◆ WORK TO DO: Repeat the listing that follows, character for character, minus the pictures.

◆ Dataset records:
::::::

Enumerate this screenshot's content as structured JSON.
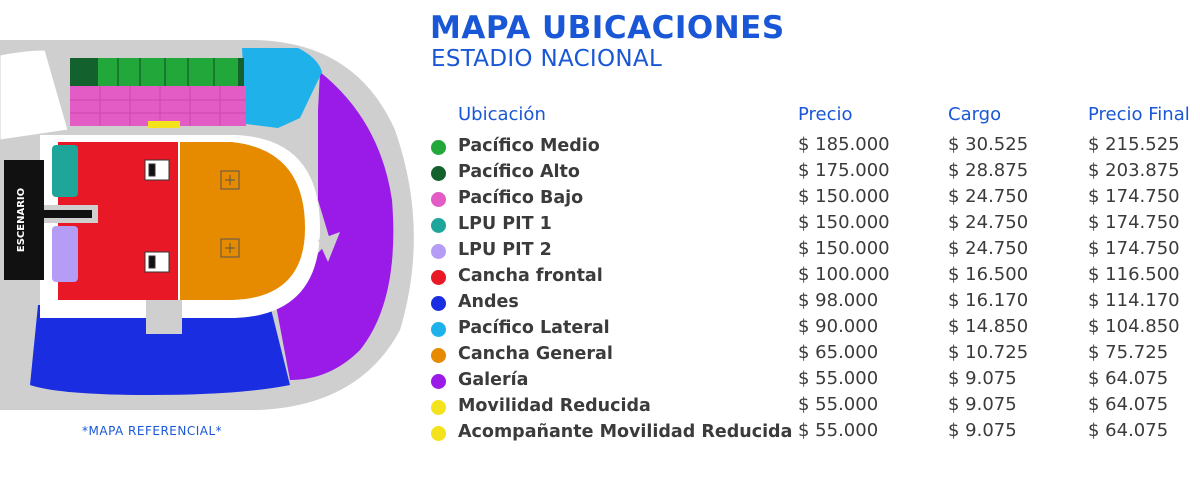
{
  "title": "MAPA UBICACIONES",
  "subtitle": "ESTADIO NACIONAL",
  "map": {
    "stage_label": "ESCENARIO",
    "note": "*MAPA REFERENCIAL*"
  },
  "table": {
    "headers": {
      "ubicacion": "Ubicación",
      "precio": "Precio",
      "cargo": "Cargo",
      "precio_final": "Precio Final"
    },
    "rows": [
      {
        "name": "Pacífico Medio",
        "color": "#22a83a",
        "precio": "$ 185.000",
        "cargo": "$ 30.525",
        "final": "$ 215.525"
      },
      {
        "name": "Pacífico Alto",
        "color": "#13622e",
        "precio": "$ 175.000",
        "cargo": "$ 28.875",
        "final": "$ 203.875"
      },
      {
        "name": "Pacífico Bajo",
        "color": "#e35bc4",
        "precio": "$ 150.000",
        "cargo": "$ 24.750",
        "final": "$ 174.750"
      },
      {
        "name": "LPU PIT 1",
        "color": "#1ea69a",
        "precio": "$ 150.000",
        "cargo": "$ 24.750",
        "final": "$ 174.750"
      },
      {
        "name": "LPU PIT 2",
        "color": "#b59cf5",
        "precio": "$ 150.000",
        "cargo": "$ 24.750",
        "final": "$ 174.750"
      },
      {
        "name": "Cancha frontal",
        "color": "#e81826",
        "precio": "$ 100.000",
        "cargo": "$ 16.500",
        "final": "$ 116.500"
      },
      {
        "name": "Andes",
        "color": "#1a2de0",
        "precio": "$ 98.000",
        "cargo": "$ 16.170",
        "final": "$ 114.170"
      },
      {
        "name": "Pacífico Lateral",
        "color": "#1eb1ea",
        "precio": "$ 90.000",
        "cargo": "$ 14.850",
        "final": "$ 104.850"
      },
      {
        "name": "Cancha General",
        "color": "#e68a00",
        "precio": "$ 65.000",
        "cargo": "$ 10.725",
        "final": "$ 75.725"
      },
      {
        "name": "Galería",
        "color": "#9a1be8",
        "precio": "$ 55.000",
        "cargo": "$ 9.075",
        "final": "$ 64.075"
      },
      {
        "name": "Movilidad Reducida",
        "color": "#f4e21c",
        "precio": "$ 55.000",
        "cargo": "$ 9.075",
        "final": "$ 64.075"
      },
      {
        "name": "Acompañante Movilidad Reducida",
        "color": "#f4e21c",
        "precio": "$ 55.000",
        "cargo": "$ 9.075",
        "final": "$ 64.075"
      }
    ]
  }
}
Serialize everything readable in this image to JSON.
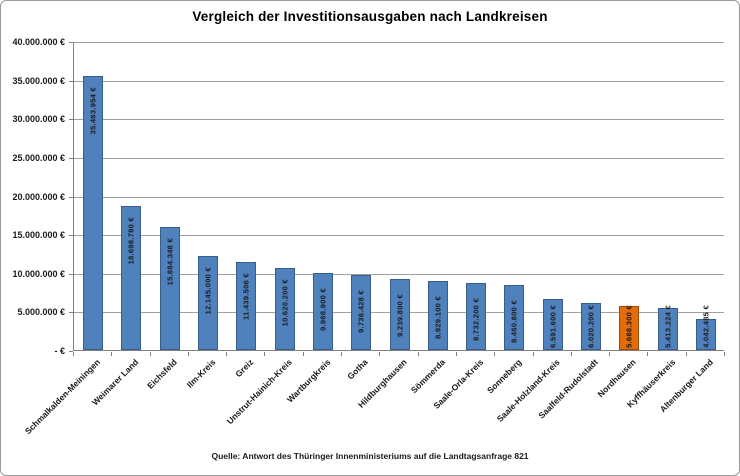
{
  "colors": {
    "bar_fill": "#4F81BD",
    "bar_border": "#385D8A",
    "highlight_fill": "#E46C0A",
    "highlight_border": "#9C4A06",
    "gridline": "#A0A0A0",
    "axis": "#808080",
    "label_text": "#1a1a1a"
  },
  "chart_data": {
    "type": "bar",
    "title": "Vergleich der Investitionsausgaben  nach Landkreisen",
    "source_note": "Quelle: Antwort des Thüringer Innenministeriums auf die Landtagsanfrage  821",
    "xlabel": "",
    "ylabel": "",
    "ylim": [
      0,
      40000000
    ],
    "grid": true,
    "legend": false,
    "highlight_index": 14,
    "y_tick_labels": [
      "40.000.000 €",
      "35.000.000 €",
      "30.000.000 €",
      "25.000.000 €",
      "20.000.000 €",
      "15.000.000 €",
      "10.000.000 €",
      "5.000.000 €",
      "-   €"
    ],
    "categories": [
      "Schmalkalden-Meiningen",
      "Weimarer Land",
      "Eichsfeld",
      "Ilm-Kreis",
      "Greiz",
      "Unstrut-Hainich-Kreis",
      "Wartburgkreis",
      "Gotha",
      "Hildburghausen",
      "Sömmerda",
      "Saale-Orla-Kreis",
      "Sonneberg",
      "Saale-Holzland-Kreis",
      "Saalfeld-Rudolstadt",
      "Nordhausen",
      "Kyffhäuserkreis",
      "Altenburger Land"
    ],
    "values": [
      35463954,
      18698780,
      15884348,
      12145000,
      11439506,
      10620200,
      9968900,
      9736428,
      9239800,
      8929100,
      8732200,
      8460800,
      6591600,
      6020200,
      5688300,
      5413224,
      4042485
    ],
    "value_labels": [
      "35.463.954 €",
      "18.698.780 €",
      "15.884.348 €",
      "12.145.000 €",
      "11.439.506 €",
      "10.620.200 €",
      "9.968.900 €",
      "9.736.428 €",
      "9.239.800 €",
      "8.929.100 €",
      "8.732.200 €",
      "8.460.800 €",
      "6.591.600 €",
      "6.020.200 €",
      "5.688.300 €",
      "5.413.224 €",
      "4.042.485 €"
    ]
  }
}
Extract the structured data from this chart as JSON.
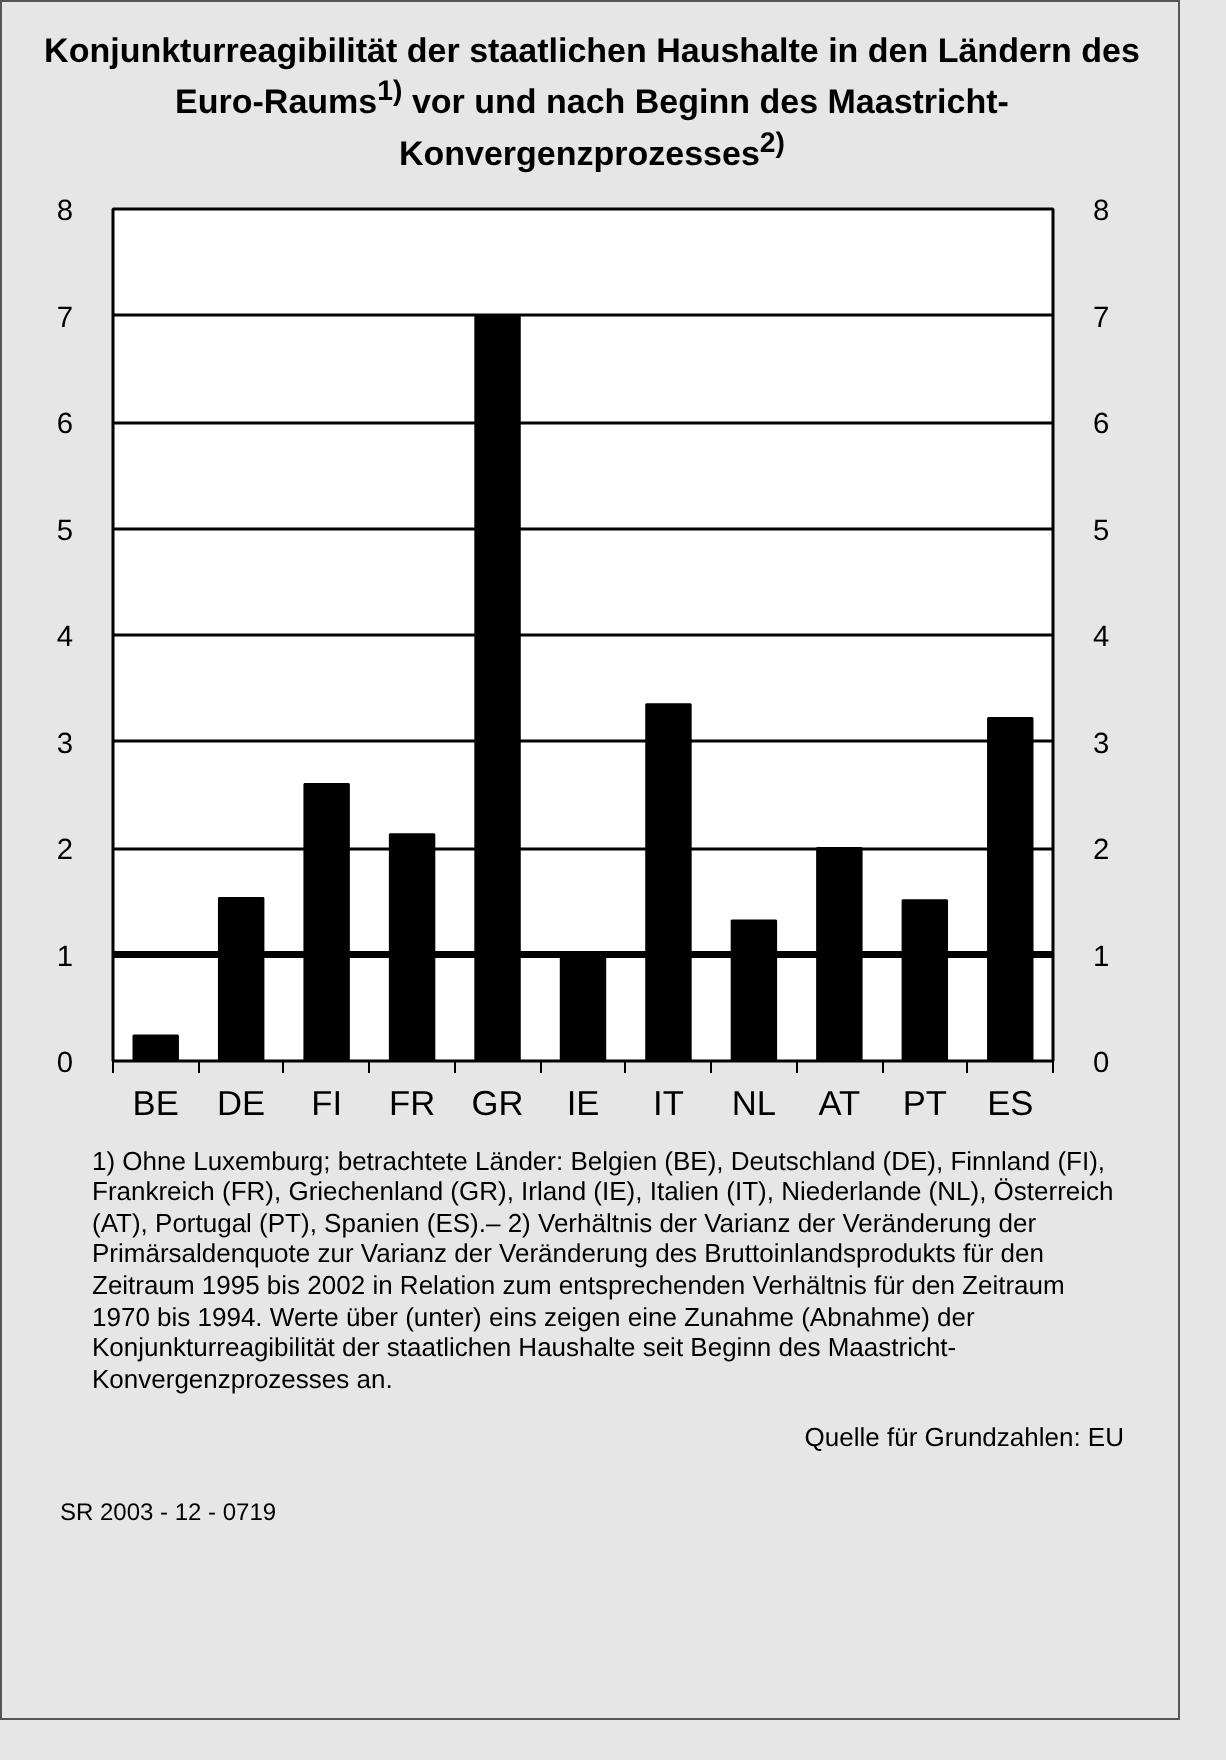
{
  "chart_data": {
    "type": "bar",
    "title": "Konjunkturreagibilität der staatlichen Haushalte in den Ländern des Euro-Raums$^{1)}$ vor und nach Beginn des Maastricht-Konvergenzprozesses$^{2)}$",
    "categories": [
      "BE",
      "DE",
      "FI",
      "FR",
      "GR",
      "IE",
      "IT",
      "NL",
      "AT",
      "PT",
      "ES"
    ],
    "values": [
      0.24,
      1.53,
      2.6,
      2.13,
      7.0,
      1.02,
      3.35,
      1.32,
      2.0,
      1.51,
      3.22
    ],
    "color": "#000000",
    "ylim": [
      0,
      8
    ],
    "yticks": [
      0,
      1,
      2,
      3,
      4,
      5,
      6,
      7,
      8
    ],
    "y2lim": [
      0,
      8
    ],
    "y2ticks": [
      0,
      1,
      2,
      3,
      4,
      5,
      6,
      7,
      8
    ],
    "grid": "y",
    "ref_lines": [
      {
        "axis": "y",
        "value": 1,
        "color": "#000000"
      }
    ],
    "annotations": [
      "1) Ohne Luxemburg; betrachtete Länder: Belgien (BE), Deutschland (DE), Finnland (FI), Frankreich (FR), Griechenland (GR), Irland (IE), Italien (IT), Niederlande (NL), Österreich (AT), Portugal (PT), Spanien (ES).– 2) Verhältnis der Varianz der Veränderung der Primärsaldenquote zur Varianz der Veränderung des Bruttoinlandsprodukts für den Zeitraum 1995 bis 2002 in Relation zum entsprechenden Verhältnis für den Zeitraum 1970 bis 1994. Werte über (unter) eins zeigen eine Zunahme (Abnahme) der Konjunkturreagibilität der staatlichen Haushalte seit Beginn des Maastricht-Konvergenzprozesses an.",
      "Quelle für Grundzahlen: EU",
      "SR 2003 - 12 - 0719"
    ]
  }
}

::::::

◆ RESPONSE TO THIS EXERCISE:
Enumerate this screenshot's content as structured JSON.
{
  "title": "MAPA UBICACIONES",
  "subtitle": "ESTADIO NACIONAL",
  "map": {
    "stage_label": "ESCENARIO",
    "note": "*MAPA REFERENCIAL*"
  },
  "table": {
    "headers": {
      "ubicacion": "Ubicación",
      "precio": "Precio",
      "cargo": "Cargo",
      "precio_final": "Precio Final"
    },
    "rows": [
      {
        "name": "Pacífico Medio",
        "color": "#22a83a",
        "precio": "$ 185.000",
        "cargo": "$ 30.525",
        "final": "$ 215.525"
      },
      {
        "name": "Pacífico Alto",
        "color": "#13622e",
        "precio": "$ 175.000",
        "cargo": "$ 28.875",
        "final": "$ 203.875"
      },
      {
        "name": "Pacífico Bajo",
        "color": "#e35bc4",
        "precio": "$ 150.000",
        "cargo": "$ 24.750",
        "final": "$ 174.750"
      },
      {
        "name": "LPU PIT 1",
        "color": "#1ea69a",
        "precio": "$ 150.000",
        "cargo": "$ 24.750",
        "final": "$ 174.750"
      },
      {
        "name": "LPU PIT 2",
        "color": "#b59cf5",
        "precio": "$ 150.000",
        "cargo": "$ 24.750",
        "final": "$ 174.750"
      },
      {
        "name": "Cancha frontal",
        "color": "#e81826",
        "precio": "$ 100.000",
        "cargo": "$ 16.500",
        "final": "$ 116.500"
      },
      {
        "name": "Andes",
        "color": "#1a2de0",
        "precio": "$ 98.000",
        "cargo": "$ 16.170",
        "final": "$ 114.170"
      },
      {
        "name": "Pacífico Lateral",
        "color": "#1eb1ea",
        "precio": "$ 90.000",
        "cargo": "$ 14.850",
        "final": "$ 104.850"
      },
      {
        "name": "Cancha General",
        "color": "#e68a00",
        "precio": "$ 65.000",
        "cargo": "$ 10.725",
        "final": "$ 75.725"
      },
      {
        "name": "Galería",
        "color": "#9a1be8",
        "precio": "$ 55.000",
        "cargo": "$ 9.075",
        "final": "$ 64.075"
      },
      {
        "name": "Movilidad Reducida",
        "color": "#f4e21c",
        "precio": "$ 55.000",
        "cargo": "$ 9.075",
        "final": "$ 64.075"
      },
      {
        "name": "Acompañante Movilidad Reducida",
        "color": "#f4e21c",
        "precio": "$ 55.000",
        "cargo": "$ 9.075",
        "final": "$ 64.075"
      }
    ]
  }
}
Serialize everything readable in this image to JSON.
{
  "colors": {
    "bar_fill": "#4F81BD",
    "bar_border": "#385D8A",
    "highlight_fill": "#E46C0A",
    "highlight_border": "#9C4A06",
    "gridline": "#A0A0A0",
    "axis": "#808080",
    "label_text": "#1a1a1a"
  },
  "chart_data": {
    "type": "bar",
    "title": "Vergleich der Investitionsausgaben  nach Landkreisen",
    "source_note": "Quelle: Antwort des Thüringer Innenministeriums auf die Landtagsanfrage  821",
    "xlabel": "",
    "ylabel": "",
    "ylim": [
      0,
      40000000
    ],
    "grid": true,
    "legend": false,
    "highlight_index": 14,
    "y_tick_labels": [
      "40.000.000 €",
      "35.000.000 €",
      "30.000.000 €",
      "25.000.000 €",
      "20.000.000 €",
      "15.000.000 €",
      "10.000.000 €",
      "5.000.000 €",
      "-   €"
    ],
    "categories": [
      "Schmalkalden-Meiningen",
      "Weimarer Land",
      "Eichsfeld",
      "Ilm-Kreis",
      "Greiz",
      "Unstrut-Hainich-Kreis",
      "Wartburgkreis",
      "Gotha",
      "Hildburghausen",
      "Sömmerda",
      "Saale-Orla-Kreis",
      "Sonneberg",
      "Saale-Holzland-Kreis",
      "Saalfeld-Rudolstadt",
      "Nordhausen",
      "Kyffhäuserkreis",
      "Altenburger Land"
    ],
    "values": [
      35463954,
      18698780,
      15884348,
      12145000,
      11439506,
      10620200,
      9968900,
      9736428,
      9239800,
      8929100,
      8732200,
      8460800,
      6591600,
      6020200,
      5688300,
      5413224,
      4042485
    ],
    "value_labels": [
      "35.463.954 €",
      "18.698.780 €",
      "15.884.348 €",
      "12.145.000 €",
      "11.439.506 €",
      "10.620.200 €",
      "9.968.900 €",
      "9.736.428 €",
      "9.239.800 €",
      "8.929.100 €",
      "8.732.200 €",
      "8.460.800 €",
      "6.591.600 €",
      "6.020.200 €",
      "5.688.300 €",
      "5.413.224 €",
      "4.042.485 €"
    ]
  }
}
Extract the structured data from this chart as JSON.
{
  "chart_data": {
    "type": "bar",
    "title": "Konjunkturreagibilität der staatlichen Haushalte in den Ländern des Euro-Raums$^{1)}$ vor und nach Beginn des Maastricht-Konvergenzprozesses$^{2)}$",
    "categories": [
      "BE",
      "DE",
      "FI",
      "FR",
      "GR",
      "IE",
      "IT",
      "NL",
      "AT",
      "PT",
      "ES"
    ],
    "values": [
      0.24,
      1.53,
      2.6,
      2.13,
      7.0,
      1.02,
      3.35,
      1.32,
      2.0,
      1.51,
      3.22
    ],
    "color": "#000000",
    "ylim": [
      0,
      8
    ],
    "yticks": [
      0,
      1,
      2,
      3,
      4,
      5,
      6,
      7,
      8
    ],
    "y2lim": [
      0,
      8
    ],
    "y2ticks": [
      0,
      1,
      2,
      3,
      4,
      5,
      6,
      7,
      8
    ],
    "grid": "y",
    "ref_lines": [
      {
        "axis": "y",
        "value": 1,
        "color": "#000000"
      }
    ],
    "annotations": [
      "1) Ohne Luxemburg; betrachtete Länder: Belgien (BE), Deutschland (DE), Finnland (FI), Frankreich (FR), Griechenland (GR), Irland (IE), Italien (IT), Niederlande (NL), Österreich (AT), Portugal (PT), Spanien (ES).– 2) Verhältnis der Varianz der Veränderung der Primärsaldenquote zur Varianz der Veränderung des Bruttoinlandsprodukts für den Zeitraum 1995 bis 2002 in Relation zum entsprechenden Verhältnis für den Zeitraum 1970 bis 1994. Werte über (unter) eins zeigen eine Zunahme (Abnahme) der Konjunkturreagibilität der staatlichen Haushalte seit Beginn des Maastricht-Konvergenzprozesses an.",
      "Quelle für Grundzahlen: EU",
      "SR 2003 - 12 - 0719"
    ]
  }
}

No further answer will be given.